» **What you have to do**: Look through the data below. Collect every line where the word "Гидроэлектростанции" occurs.

^^^^^^^^^^^^^^^^

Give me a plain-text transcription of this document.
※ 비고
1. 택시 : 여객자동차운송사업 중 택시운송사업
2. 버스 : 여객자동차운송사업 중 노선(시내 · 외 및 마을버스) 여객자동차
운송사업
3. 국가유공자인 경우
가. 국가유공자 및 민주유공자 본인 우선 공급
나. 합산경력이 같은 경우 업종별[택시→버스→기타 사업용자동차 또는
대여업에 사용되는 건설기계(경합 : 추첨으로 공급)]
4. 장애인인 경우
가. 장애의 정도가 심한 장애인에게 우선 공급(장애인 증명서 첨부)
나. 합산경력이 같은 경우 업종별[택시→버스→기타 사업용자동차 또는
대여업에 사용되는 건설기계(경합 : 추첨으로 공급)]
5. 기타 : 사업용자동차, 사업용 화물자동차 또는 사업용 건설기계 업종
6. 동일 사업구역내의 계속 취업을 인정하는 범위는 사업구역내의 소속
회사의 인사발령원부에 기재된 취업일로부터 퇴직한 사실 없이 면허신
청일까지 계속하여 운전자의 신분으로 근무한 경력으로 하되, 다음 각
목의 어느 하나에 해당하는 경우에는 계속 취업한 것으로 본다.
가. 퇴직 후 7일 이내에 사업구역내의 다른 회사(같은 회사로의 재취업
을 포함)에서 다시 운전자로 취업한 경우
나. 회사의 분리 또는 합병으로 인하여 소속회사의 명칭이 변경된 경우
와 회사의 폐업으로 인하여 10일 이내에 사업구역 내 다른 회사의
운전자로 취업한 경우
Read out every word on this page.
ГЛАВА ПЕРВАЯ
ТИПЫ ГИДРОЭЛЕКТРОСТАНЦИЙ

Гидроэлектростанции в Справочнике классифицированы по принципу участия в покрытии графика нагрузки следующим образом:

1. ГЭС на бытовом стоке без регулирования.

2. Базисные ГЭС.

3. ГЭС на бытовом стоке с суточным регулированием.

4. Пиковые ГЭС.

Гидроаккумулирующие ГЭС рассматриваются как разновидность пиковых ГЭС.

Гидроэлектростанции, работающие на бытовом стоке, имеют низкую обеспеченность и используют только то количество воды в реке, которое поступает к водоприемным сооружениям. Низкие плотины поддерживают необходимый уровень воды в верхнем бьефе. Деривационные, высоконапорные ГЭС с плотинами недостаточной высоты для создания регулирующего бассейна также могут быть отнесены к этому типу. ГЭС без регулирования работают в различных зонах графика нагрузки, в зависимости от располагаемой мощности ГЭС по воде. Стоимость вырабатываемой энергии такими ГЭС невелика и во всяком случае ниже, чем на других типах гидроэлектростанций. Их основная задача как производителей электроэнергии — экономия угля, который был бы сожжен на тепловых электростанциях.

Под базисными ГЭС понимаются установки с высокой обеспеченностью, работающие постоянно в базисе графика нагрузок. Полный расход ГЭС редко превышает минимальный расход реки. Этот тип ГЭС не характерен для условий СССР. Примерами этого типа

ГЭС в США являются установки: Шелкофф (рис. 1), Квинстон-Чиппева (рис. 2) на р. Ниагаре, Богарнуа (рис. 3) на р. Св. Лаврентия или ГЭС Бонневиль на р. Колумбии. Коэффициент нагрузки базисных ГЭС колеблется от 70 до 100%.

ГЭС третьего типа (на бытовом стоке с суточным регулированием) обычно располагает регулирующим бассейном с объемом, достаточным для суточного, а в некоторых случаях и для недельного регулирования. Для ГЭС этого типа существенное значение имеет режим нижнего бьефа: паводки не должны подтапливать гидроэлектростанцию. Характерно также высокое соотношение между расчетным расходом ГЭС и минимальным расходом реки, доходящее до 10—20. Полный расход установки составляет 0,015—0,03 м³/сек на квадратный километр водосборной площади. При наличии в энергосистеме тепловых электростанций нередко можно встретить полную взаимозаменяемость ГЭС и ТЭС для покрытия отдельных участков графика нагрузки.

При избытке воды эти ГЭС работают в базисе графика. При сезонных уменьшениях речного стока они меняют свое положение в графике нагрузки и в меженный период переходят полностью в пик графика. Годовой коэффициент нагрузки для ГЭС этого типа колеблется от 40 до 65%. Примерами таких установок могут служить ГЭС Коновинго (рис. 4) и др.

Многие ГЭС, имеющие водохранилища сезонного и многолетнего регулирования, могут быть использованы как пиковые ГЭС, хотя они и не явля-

^^^^^^^^^^^^^^^^

» **Completed task**:
Гидроэлектростанции в Справочнике классифицированы по принципу участия в покрытии графика нагрузки следующим образом:
Гидроэлектростанции, работающие на бытовом стоке, имеют низкую обеспеченность и используют только то количество воды в реке, которое поступает к водоприемным сооружениям. Низкие плотины поддерживают необходимый уровень воды в верхнем бьефе. Деривационные, высоконапорные ГЭС с плотинами недостаточной высоты для создания регулирующего бассейна также могут быть отнесены к этому типу. ГЭС без регулирования работают в различных зонах графика нагрузки, в зависимости от располагаемой мощности ГЭС по воде. Стоимость вырабатываемой энергии такими ГЭС невелика и во всяком случае ниже, чем на других типах гидроэлектростанций. Их основная задача как производителей электроэнергии — экономия угля, который был бы сожжен на тепловых электростанциях.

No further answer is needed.